Data section
● ● ● ● ● ● ●
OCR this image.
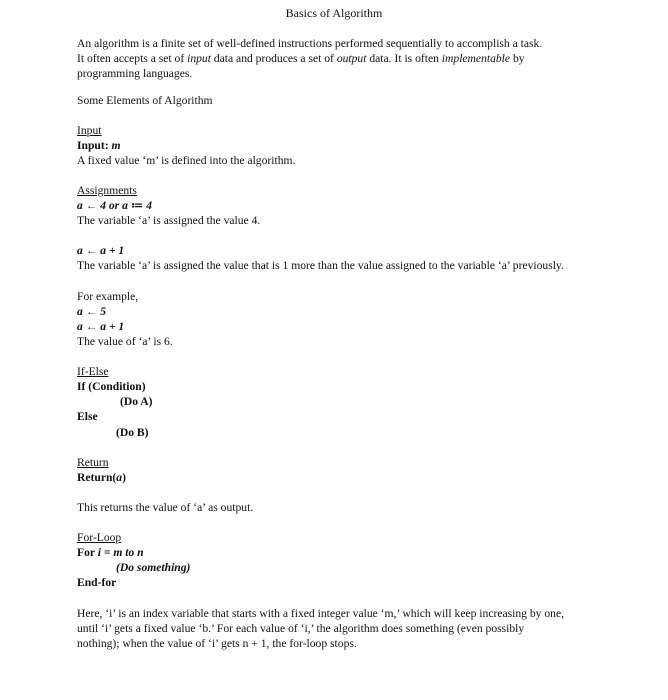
Basics of Algorithm
An algorithm is a finite set of well-defined instructions performed sequentially to accomplish a task.
It often accepts a set of input data and produces a set of output data. It is often implementable by
programming languages.
Some Elements of Algorithm
Input
Input: m
A fixed value ‘m’ is defined into the algorithm.
Assignments
a ← 4 or a ≔ 4
The variable ‘a’ is assigned the value 4.
a ← a + 1
The variable ‘a’ is assigned the value that is 1 more than the value assigned to the variable ‘a’ previously.
For example,
a ← 5
a ← a + 1
The value of ‘a’ is 6.
If-Else
If (Condition)
(Do A)
Else
(Do B)
Return
Return(a)
This returns the value of ‘a’ as output.
For-Loop
For i = m to n
(Do something)
End-for
Here, ‘i’ is an index variable that starts with a fixed integer value ‘m,’ which will keep increasing by one,
until ‘i’ gets a fixed value ‘b.’ For each value of ‘i,’ the algorithm does something (even possibly
nothing); when the value of ‘i’ gets n + 1, the for-loop stops.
● ● ● ● ● ● ●
Repeat all of the records verbatim, leaving out the pictures.

The response
OCR this image.
Basics of Algorithm
An algorithm is a finite set of well-defined instructions performed sequentially to accomplish a task.
It often accepts a set of input data and produces a set of output data. It is often implementable by
programming languages.
Some Elements of Algorithm
Input
Input: m
A fixed value ‘m’ is defined into the algorithm.
Assignments
a ← 4 or a ≔ 4
The variable ‘a’ is assigned the value 4.
a ← a + 1
The variable ‘a’ is assigned the value that is 1 more than the value assigned to the variable ‘a’ previously.
For example,
a ← 5
a ← a + 1
The value of ‘a’ is 6.
If-Else
If (Condition)
(Do A)
Else
(Do B)
Return
Return(a)
This returns the value of ‘a’ as output.
For-Loop
For i = m to n
(Do something)
End-for
Here, ‘i’ is an index variable that starts with a fixed integer value ‘m,’ which will keep increasing by one,
until ‘i’ gets a fixed value ‘b.’ For each value of ‘i,’ the algorithm does something (even possibly
nothing); when the value of ‘i’ gets n + 1, the for-loop stops.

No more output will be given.